Problem to solve: Print all the data, keeping every line exactly as it is.
○ ○ ○ ○ ○
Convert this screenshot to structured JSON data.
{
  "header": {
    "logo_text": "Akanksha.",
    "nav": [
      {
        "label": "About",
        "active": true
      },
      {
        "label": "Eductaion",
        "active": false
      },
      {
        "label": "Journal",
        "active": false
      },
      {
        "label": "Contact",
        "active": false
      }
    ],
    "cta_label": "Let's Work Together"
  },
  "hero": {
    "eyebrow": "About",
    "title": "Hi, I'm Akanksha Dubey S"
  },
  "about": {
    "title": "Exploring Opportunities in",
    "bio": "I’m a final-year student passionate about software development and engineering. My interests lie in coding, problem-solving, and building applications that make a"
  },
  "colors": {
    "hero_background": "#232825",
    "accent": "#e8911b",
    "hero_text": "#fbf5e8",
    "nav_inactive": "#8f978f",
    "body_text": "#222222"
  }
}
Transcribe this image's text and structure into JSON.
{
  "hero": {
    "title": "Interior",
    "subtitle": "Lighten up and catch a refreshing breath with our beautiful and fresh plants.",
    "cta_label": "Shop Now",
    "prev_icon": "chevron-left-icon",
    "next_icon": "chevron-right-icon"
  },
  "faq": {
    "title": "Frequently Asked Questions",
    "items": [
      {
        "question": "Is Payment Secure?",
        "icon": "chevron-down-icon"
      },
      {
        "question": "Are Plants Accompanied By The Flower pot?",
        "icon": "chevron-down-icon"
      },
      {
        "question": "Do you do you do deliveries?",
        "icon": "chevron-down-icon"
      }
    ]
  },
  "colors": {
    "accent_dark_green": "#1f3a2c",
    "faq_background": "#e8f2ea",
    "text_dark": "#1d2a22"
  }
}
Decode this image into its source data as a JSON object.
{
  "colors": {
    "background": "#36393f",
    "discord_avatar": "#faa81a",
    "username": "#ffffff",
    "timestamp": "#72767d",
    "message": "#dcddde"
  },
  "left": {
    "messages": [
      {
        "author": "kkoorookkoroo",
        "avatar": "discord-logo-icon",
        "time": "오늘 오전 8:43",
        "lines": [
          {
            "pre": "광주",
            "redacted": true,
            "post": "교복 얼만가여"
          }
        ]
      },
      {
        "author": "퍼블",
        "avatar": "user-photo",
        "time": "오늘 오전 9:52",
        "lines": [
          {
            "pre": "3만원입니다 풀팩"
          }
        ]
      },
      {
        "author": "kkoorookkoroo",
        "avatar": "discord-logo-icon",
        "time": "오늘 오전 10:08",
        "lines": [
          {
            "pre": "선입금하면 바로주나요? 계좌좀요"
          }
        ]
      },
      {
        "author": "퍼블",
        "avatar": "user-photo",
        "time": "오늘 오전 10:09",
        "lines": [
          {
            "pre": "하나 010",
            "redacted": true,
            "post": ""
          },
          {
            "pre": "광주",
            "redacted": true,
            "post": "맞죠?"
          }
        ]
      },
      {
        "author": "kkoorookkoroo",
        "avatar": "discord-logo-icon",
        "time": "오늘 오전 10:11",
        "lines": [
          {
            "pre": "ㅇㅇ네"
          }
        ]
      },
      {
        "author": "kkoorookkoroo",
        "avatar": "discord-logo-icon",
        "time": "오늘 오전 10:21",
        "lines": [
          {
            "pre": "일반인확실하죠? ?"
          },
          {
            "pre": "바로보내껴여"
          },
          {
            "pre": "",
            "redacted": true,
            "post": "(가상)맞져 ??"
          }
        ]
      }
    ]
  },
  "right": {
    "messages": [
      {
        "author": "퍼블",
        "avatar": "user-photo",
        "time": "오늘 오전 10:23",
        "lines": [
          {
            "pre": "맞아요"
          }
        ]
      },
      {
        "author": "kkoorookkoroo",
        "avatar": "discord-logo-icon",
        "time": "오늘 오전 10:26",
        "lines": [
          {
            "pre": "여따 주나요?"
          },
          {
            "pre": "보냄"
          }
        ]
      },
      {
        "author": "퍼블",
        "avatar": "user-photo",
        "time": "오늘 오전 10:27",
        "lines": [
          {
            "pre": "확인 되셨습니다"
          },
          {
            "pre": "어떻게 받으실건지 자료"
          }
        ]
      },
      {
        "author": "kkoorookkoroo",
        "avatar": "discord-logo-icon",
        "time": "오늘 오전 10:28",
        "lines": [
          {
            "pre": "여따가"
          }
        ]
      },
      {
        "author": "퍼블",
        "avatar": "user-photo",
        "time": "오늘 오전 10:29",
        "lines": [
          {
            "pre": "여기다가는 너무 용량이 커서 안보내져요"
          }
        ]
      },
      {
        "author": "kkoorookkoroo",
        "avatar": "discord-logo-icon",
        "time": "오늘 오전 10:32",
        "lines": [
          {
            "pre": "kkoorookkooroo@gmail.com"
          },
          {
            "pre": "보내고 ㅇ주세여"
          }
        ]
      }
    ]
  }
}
○ ○ ○ ○ ○
Task result:
Convert this screenshot to structured JSON data.
{
  "header": {
    "logo_text": "Akanksha.",
    "nav": [
      {
        "label": "About",
        "active": true
      },
      {
        "label": "Eductaion",
        "active": false
      },
      {
        "label": "Journal",
        "active": false
      },
      {
        "label": "Contact",
        "active": false
      }
    ],
    "cta_label": "Let's Work Together"
  },
  "hero": {
    "eyebrow": "About",
    "title": "Hi, I'm Akanksha Dubey S"
  },
  "about": {
    "title": "Exploring Opportunities in",
    "bio": "I’m a final-year student passionate about software development and engineering. My interests lie in coding, problem-solving, and building applications that make a"
  },
  "colors": {
    "hero_background": "#232825",
    "accent": "#e8911b",
    "hero_text": "#fbf5e8",
    "nav_inactive": "#8f978f",
    "body_text": "#222222"
  }
}
Transcribe this image's text and structure into JSON.
{
  "hero": {
    "title": "Interior",
    "subtitle": "Lighten up and catch a refreshing breath with our beautiful and fresh plants.",
    "cta_label": "Shop Now",
    "prev_icon": "chevron-left-icon",
    "next_icon": "chevron-right-icon"
  },
  "faq": {
    "title": "Frequently Asked Questions",
    "items": [
      {
        "question": "Is Payment Secure?",
        "icon": "chevron-down-icon"
      },
      {
        "question": "Are Plants Accompanied By The Flower pot?",
        "icon": "chevron-down-icon"
      },
      {
        "question": "Do you do you do deliveries?",
        "icon": "chevron-down-icon"
      }
    ]
  },
  "colors": {
    "accent_dark_green": "#1f3a2c",
    "faq_background": "#e8f2ea",
    "text_dark": "#1d2a22"
  }
}
Decode this image into its source data as a JSON object.
{
  "colors": {
    "background": "#36393f",
    "discord_avatar": "#faa81a",
    "username": "#ffffff",
    "timestamp": "#72767d",
    "message": "#dcddde"
  },
  "left": {
    "messages": [
      {
        "author": "kkoorookkoroo",
        "avatar": "discord-logo-icon",
        "time": "오늘 오전 8:43",
        "lines": [
          {
            "pre": "광주",
            "redacted": true,
            "post": "교복 얼만가여"
          }
        ]
      },
      {
        "author": "퍼블",
        "avatar": "user-photo",
        "time": "오늘 오전 9:52",
        "lines": [
          {
            "pre": "3만원입니다 풀팩"
          }
        ]
      },
      {
        "author": "kkoorookkoroo",
        "avatar": "discord-logo-icon",
        "time": "오늘 오전 10:08",
        "lines": [
          {
            "pre": "선입금하면 바로주나요? 계좌좀요"
          }
        ]
      },
      {
        "author": "퍼블",
        "avatar": "user-photo",
        "time": "오늘 오전 10:09",
        "lines": [
          {
            "pre": "하나 010",
            "redacted": true,
            "post": ""
          },
          {
            "pre": "광주",
            "redacted": true,
            "post": "맞죠?"
          }
        ]
      },
      {
        "author": "kkoorookkoroo",
        "avatar": "discord-logo-icon",
        "time": "오늘 오전 10:11",
        "lines": [
          {
            "pre": "ㅇㅇ네"
          }
        ]
      },
      {
        "author": "kkoorookkoroo",
        "avatar": "discord-logo-icon",
        "time": "오늘 오전 10:21",
        "lines": [
          {
            "pre": "일반인확실하죠? ?"
          },
          {
            "pre": "바로보내껴여"
          },
          {
            "pre": "",
            "redacted": true,
            "post": "(가상)맞져 ??"
          }
        ]
      }
    ]
  },
  "right": {
    "messages": [
      {
        "author": "퍼블",
        "avatar": "user-photo",
        "time": "오늘 오전 10:23",
        "lines": [
          {
            "pre": "맞아요"
          }
        ]
      },
      {
        "author": "kkoorookkoroo",
        "avatar": "discord-logo-icon",
        "time": "오늘 오전 10:26",
        "lines": [
          {
            "pre": "여따 주나요?"
          },
          {
            "pre": "보냄"
          }
        ]
      },
      {
        "author": "퍼블",
        "avatar": "user-photo",
        "time": "오늘 오전 10:27",
        "lines": [
          {
            "pre": "확인 되셨습니다"
          },
          {
            "pre": "어떻게 받으실건지 자료"
          }
        ]
      },
      {
        "author": "kkoorookkoroo",
        "avatar": "discord-logo-icon",
        "time": "오늘 오전 10:28",
        "lines": [
          {
            "pre": "여따가"
          }
        ]
      },
      {
        "author": "퍼블",
        "avatar": "user-photo",
        "time": "오늘 오전 10:29",
        "lines": [
          {
            "pre": "여기다가는 너무 용량이 커서 안보내져요"
          }
        ]
      },
      {
        "author": "kkoorookkoroo",
        "avatar": "discord-logo-icon",
        "time": "오늘 오전 10:32",
        "lines": [
          {
            "pre": "kkoorookkooroo@gmail.com"
          },
          {
            "pre": "보내고 ㅇ주세여"
          }
        ]
      }
    ]
  }
}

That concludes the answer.